GIVEN PROBLEM: Give only the count of lines containing "chevron".

Dataset excerpt
***

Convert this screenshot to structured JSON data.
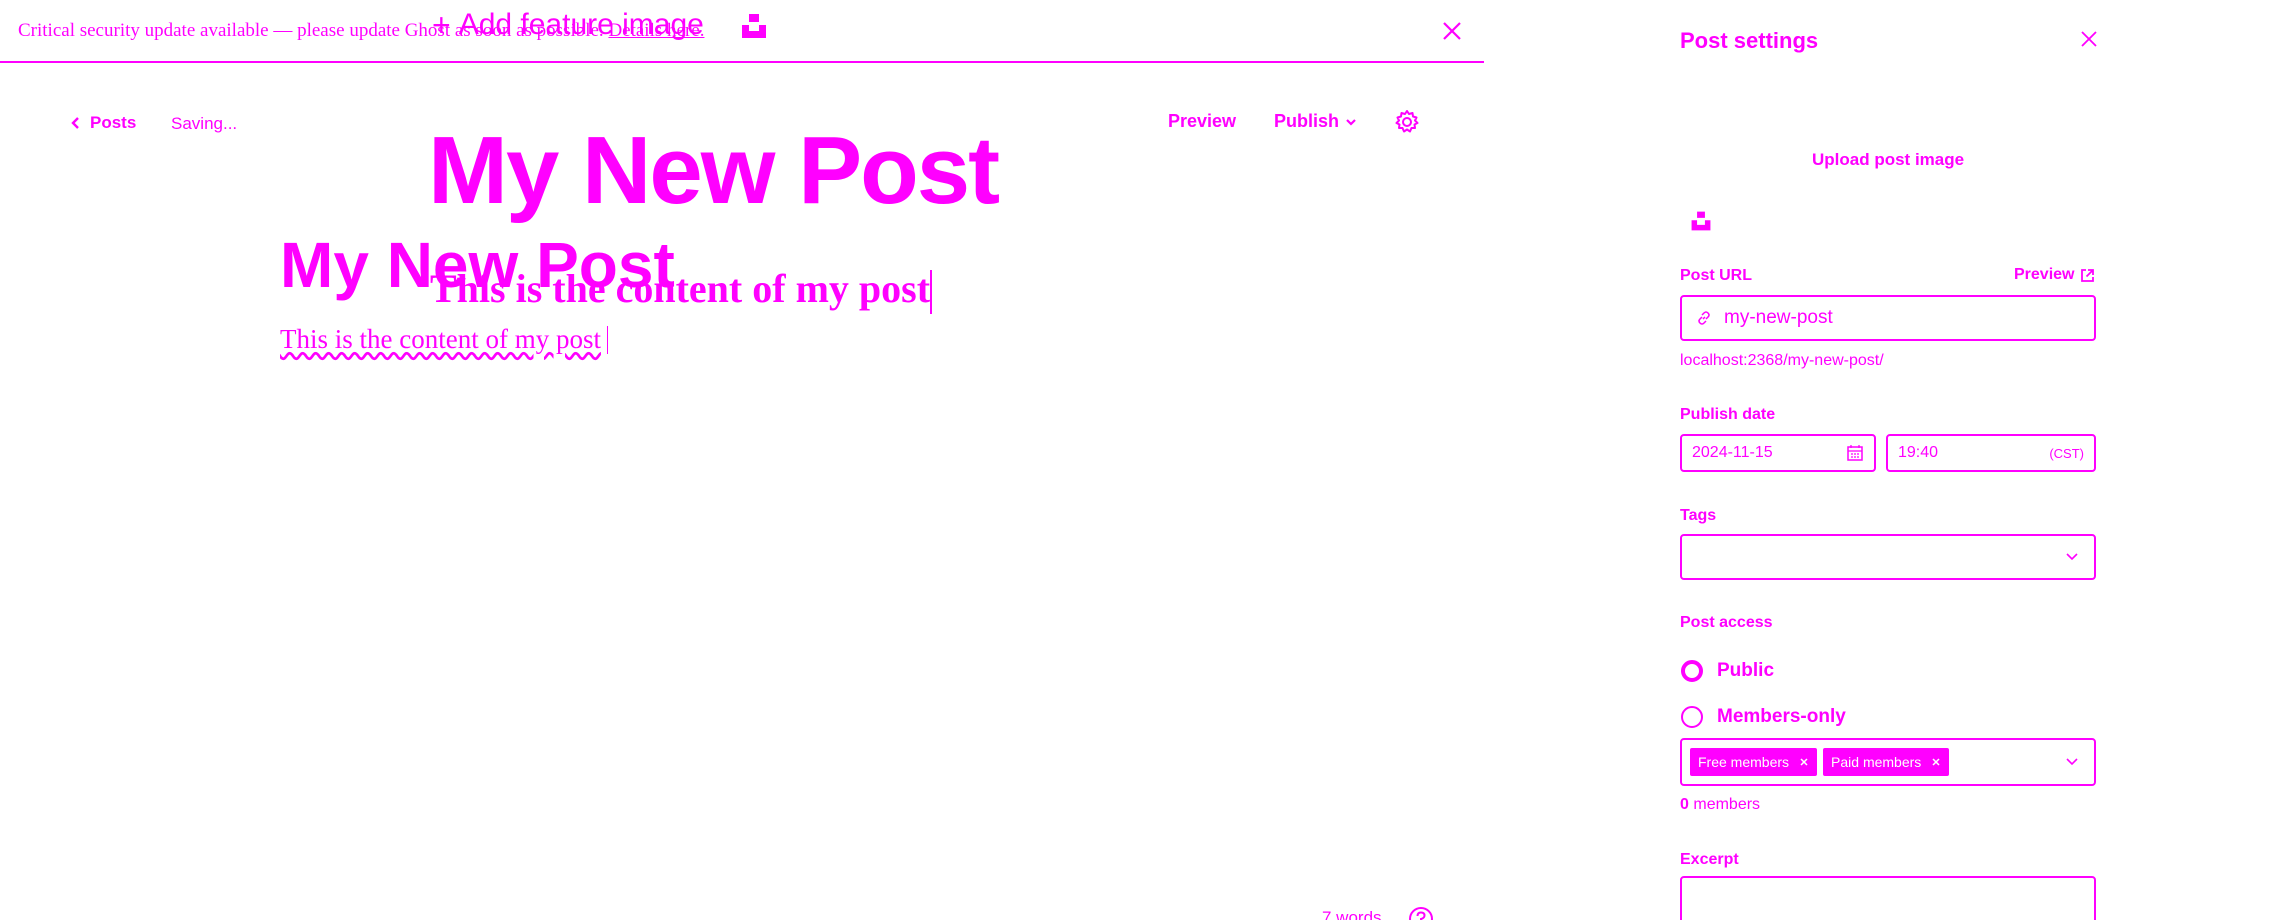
{
  "banner": {
    "text": "Critical security update available — please update Ghost as soon as possible.",
    "link": "Details here."
  },
  "feature_image": {
    "label": "Add feature image",
    "plus": "+"
  },
  "toolbar": {
    "back_label": "Posts",
    "status": "Saving...",
    "preview_label": "Preview",
    "publish_label": "Publish"
  },
  "editor": {
    "title": "My New Post",
    "content": "This is the content of my post",
    "word_count": "7 words"
  },
  "settings": {
    "title": "Post settings",
    "upload_image": "Upload post image",
    "post_url": {
      "label": "Post URL",
      "preview_label": "Preview",
      "value": "my-new-post",
      "full_url": "localhost:2368/my-new-post/"
    },
    "publish_date": {
      "label": "Publish date",
      "date": "2024-11-15",
      "time": "19:40",
      "timezone": "(CST)"
    },
    "tags": {
      "label": "Tags"
    },
    "access": {
      "label": "Post access",
      "options": [
        "Public",
        "Members-only"
      ],
      "selected": "Public",
      "tiers": [
        "Free members",
        "Paid members"
      ],
      "member_count": "0",
      "member_suffix": "members"
    },
    "excerpt": {
      "label": "Excerpt"
    }
  },
  "colors": {
    "accent": "#ff00ff",
    "background": "#ffffff"
  },
  "icons": [
    "close-icon",
    "chevron-left-icon",
    "chevron-down-icon",
    "gear-icon",
    "unsplash-icon",
    "link-icon",
    "external-link-icon",
    "calendar-icon",
    "help-icon"
  ]
}
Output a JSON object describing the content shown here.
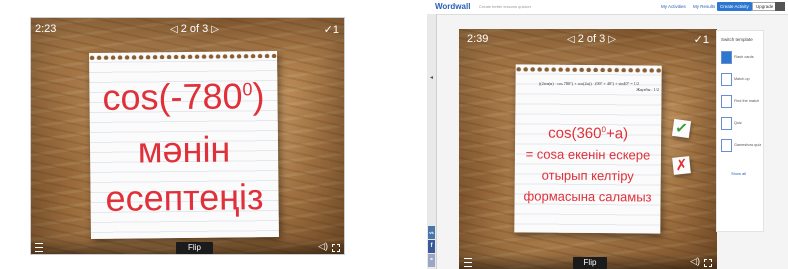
{
  "left_card": {
    "timer": "2:23",
    "pager": {
      "prev": "◁",
      "text": "2 of 3",
      "next": "▷"
    },
    "check": "✓1",
    "lines": [
      "cos(-780",
      "0",
      ")",
      "мəнін",
      "есептеңіз"
    ],
    "flip_label": "Flip"
  },
  "right_window": {
    "header": {
      "logo": "Wordwall",
      "tagline": "Create better lessons quicker",
      "links": [
        "My Activities",
        "My Results"
      ],
      "create_button": "Create Activity",
      "upgrade_button": "Upgrade",
      "user_initial": "В"
    },
    "share": {
      "vk": "vk",
      "facebook": "f"
    },
    "card": {
      "timer": "2:39",
      "pager": {
        "prev": "◁",
        "text": "2 of 3",
        "next": "▷"
      },
      "check": "✓1",
      "formula_lines": [
        "((2sin(α) · cos 780°) + cos(2α)) · (90° + 40°) + sin40° = 1/2",
        "Жауабы : 1/2"
      ],
      "lines": [
        "cos(360",
        "0",
        "+a)",
        "= cosa екенін ескере",
        "отырып келтіру",
        "формасына саламыз"
      ],
      "flip_label": "Flip",
      "marks": {
        "correct": "✓",
        "wrong": "✗"
      }
    },
    "template_panel": {
      "title": "Switch template",
      "items": [
        "Flash cards",
        "Match up",
        "Find the match",
        "Quiz",
        "Gameshow quiz"
      ],
      "show_all": "Show all"
    }
  },
  "colors": {
    "card_text": "#e0303a",
    "wood": "#a77745",
    "accent": "#2e77d0",
    "correct": "#2f9e2f",
    "wrong": "#e0303a"
  }
}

***

ANSWER: 2